**Goal:** Your task is to filter the data below down to the lines holding "color".
++++ Data provided ++++
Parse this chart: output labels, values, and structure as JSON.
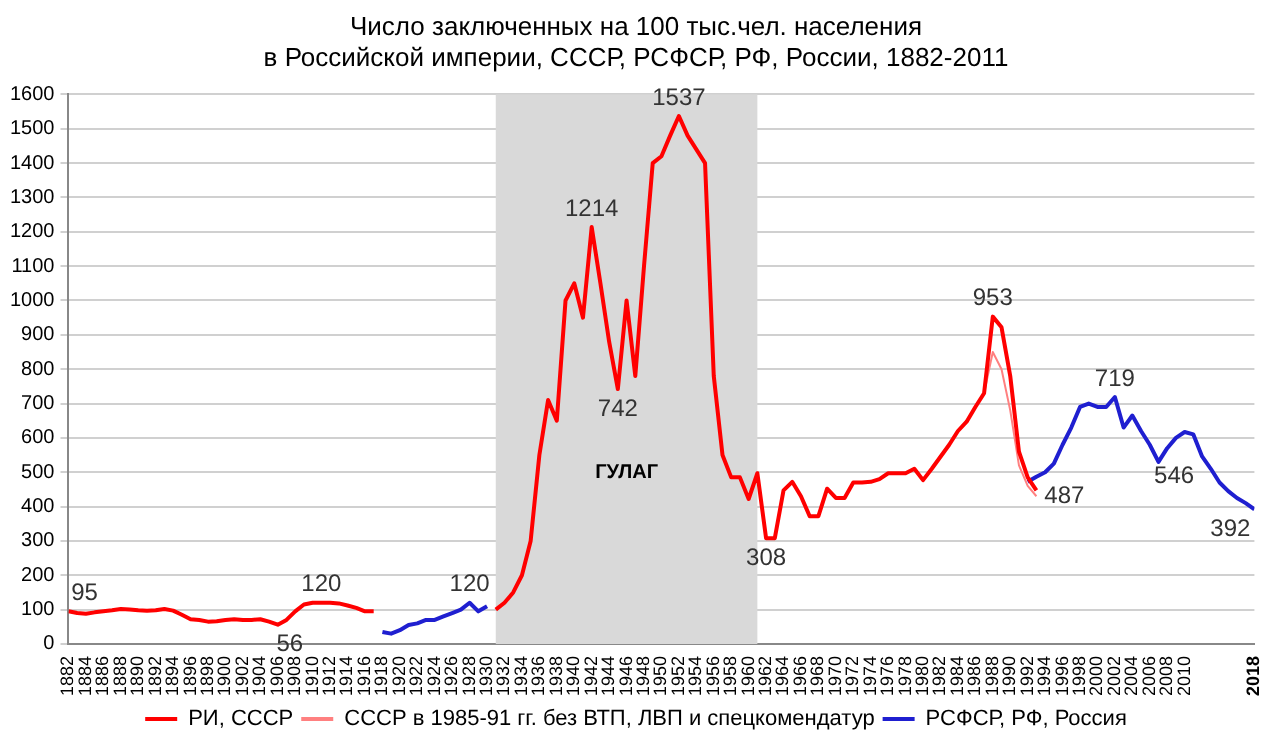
{
  "chart_data": {
    "type": "line",
    "title": [
      "Число заключенных на 100 тыс.чел. населения",
      "в Российской империи, СССР, РСФСР, РФ, России, 1882-2011"
    ],
    "xlim": [
      1882,
      2018
    ],
    "xticks": [
      1882,
      1884,
      1886,
      1888,
      1890,
      1892,
      1894,
      1896,
      1898,
      1900,
      1902,
      1904,
      1906,
      1908,
      1910,
      1912,
      1914,
      1916,
      1918,
      1920,
      1922,
      1924,
      1926,
      1928,
      1930,
      1932,
      1934,
      1936,
      1938,
      1940,
      1942,
      1944,
      1946,
      1948,
      1950,
      1952,
      1954,
      1956,
      1958,
      1960,
      1962,
      1964,
      1966,
      1968,
      1970,
      1972,
      1974,
      1976,
      1978,
      1980,
      1982,
      1984,
      1986,
      1988,
      1990,
      1992,
      1994,
      1996,
      1998,
      2000,
      2002,
      2004,
      2006,
      2008,
      2010,
      2018
    ],
    "ylim": [
      0,
      1600
    ],
    "yticks": [
      0,
      100,
      200,
      300,
      400,
      500,
      600,
      700,
      800,
      900,
      1000,
      1100,
      1200,
      1300,
      1400,
      1500,
      1600
    ],
    "grid": "y",
    "legend": "bottom",
    "marker": "none",
    "line_style": "solid",
    "series": [
      {
        "name": "РИ, СССР",
        "color": "#ff0000",
        "x": [
          1882,
          1883,
          1884,
          1885,
          1886,
          1887,
          1888,
          1889,
          1890,
          1891,
          1892,
          1893,
          1894,
          1895,
          1896,
          1897,
          1898,
          1899,
          1900,
          1901,
          1902,
          1903,
          1904,
          1905,
          1906,
          1907,
          1908,
          1909,
          1910,
          1911,
          1912,
          1913,
          1914,
          1915,
          1916,
          1917,
          1918,
          1931,
          1932,
          1933,
          1934,
          1935,
          1936,
          1937,
          1938,
          1939,
          1940,
          1941,
          1942,
          1943,
          1944,
          1945,
          1946,
          1947,
          1948,
          1949,
          1950,
          1951,
          1952,
          1953,
          1954,
          1955,
          1956,
          1957,
          1958,
          1959,
          1960,
          1961,
          1962,
          1963,
          1964,
          1965,
          1966,
          1967,
          1968,
          1969,
          1970,
          1971,
          1972,
          1973,
          1974,
          1975,
          1976,
          1977,
          1978,
          1979,
          1980,
          1981,
          1982,
          1983,
          1984,
          1985,
          1986,
          1987,
          1988,
          1989,
          1990,
          1991,
          1992,
          1993
        ],
        "values": [
          95,
          90,
          88,
          92,
          95,
          98,
          102,
          100,
          98,
          97,
          98,
          102,
          97,
          85,
          72,
          70,
          65,
          66,
          70,
          72,
          70,
          70,
          72,
          65,
          56,
          70,
          95,
          115,
          120,
          120,
          120,
          118,
          112,
          105,
          95,
          95,
          null,
          100,
          120,
          150,
          200,
          300,
          550,
          710,
          650,
          1000,
          1050,
          950,
          1214,
          1050,
          880,
          742,
          1000,
          780,
          1100,
          1400,
          1420,
          1480,
          1537,
          1480,
          1440,
          1400,
          780,
          550,
          485,
          485,
          422,
          497,
          308,
          308,
          447,
          472,
          430,
          372,
          372,
          452,
          425,
          425,
          470,
          470,
          472,
          480,
          497,
          497,
          497,
          510,
          477,
          510,
          545,
          580,
          620,
          647,
          690,
          730,
          953,
          922,
          780,
          560,
          485,
          447
        ]
      },
      {
        "name": "СССР в 1985-91 гг. без ВТП, ЛВП и спецкомендатур",
        "color": "#ff8080",
        "x": [
          1987,
          1988,
          1989,
          1990,
          1991,
          1992,
          1993
        ],
        "values": [
          730,
          850,
          800,
          680,
          520,
          460,
          430
        ]
      },
      {
        "name": "РСФСР, РФ, Россия",
        "color": "#1f1fd0",
        "x": [
          1918,
          1919,
          1920,
          1921,
          1922,
          1923,
          1924,
          1925,
          1926,
          1927,
          1928,
          1929,
          1930,
          1931,
          1992,
          1993,
          1994,
          1995,
          1996,
          1997,
          1998,
          1999,
          2000,
          2001,
          2002,
          2003,
          2004,
          2005,
          2006,
          2007,
          2008,
          2009,
          2010,
          2011,
          2012,
          2013,
          2014,
          2015,
          2016,
          2017,
          2018
        ],
        "values": [
          35,
          30,
          40,
          55,
          60,
          70,
          70,
          80,
          90,
          100,
          120,
          95,
          110,
          null,
          472,
          487,
          500,
          525,
          580,
          630,
          690,
          700,
          690,
          690,
          719,
          630,
          665,
          620,
          580,
          530,
          570,
          600,
          617,
          610,
          546,
          510,
          470,
          445,
          425,
          410,
          392
        ]
      }
    ],
    "bands": [
      {
        "axis": "x",
        "from": 1931,
        "to": 1961,
        "label": "ГУЛАГ",
        "color": "#d9d9d9"
      }
    ],
    "annotations": [
      {
        "text": "95",
        "x": 1882,
        "y": 95
      },
      {
        "text": "56",
        "x": 1906,
        "y": 56
      },
      {
        "text": "120",
        "x": 1911,
        "y": 120
      },
      {
        "text": "120",
        "x": 1928,
        "y": 120
      },
      {
        "text": "1214",
        "x": 1942,
        "y": 1214
      },
      {
        "text": "742",
        "x": 1945,
        "y": 742
      },
      {
        "text": "1537",
        "x": 1952,
        "y": 1537
      },
      {
        "text": "308",
        "x": 1962,
        "y": 308
      },
      {
        "text": "953",
        "x": 1988,
        "y": 953
      },
      {
        "text": "487",
        "x": 1993,
        "y": 487
      },
      {
        "text": "719",
        "x": 2002,
        "y": 719
      },
      {
        "text": "546",
        "x": 2012,
        "y": 546
      },
      {
        "text": "392",
        "x": 2018,
        "y": 392
      }
    ]
  }
}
++++
**Output of the exercise:**
        "color": "#ff0000",
        "color": "#ff8080",
        "color": "#1f1fd0",
        "color": "#d9d9d9"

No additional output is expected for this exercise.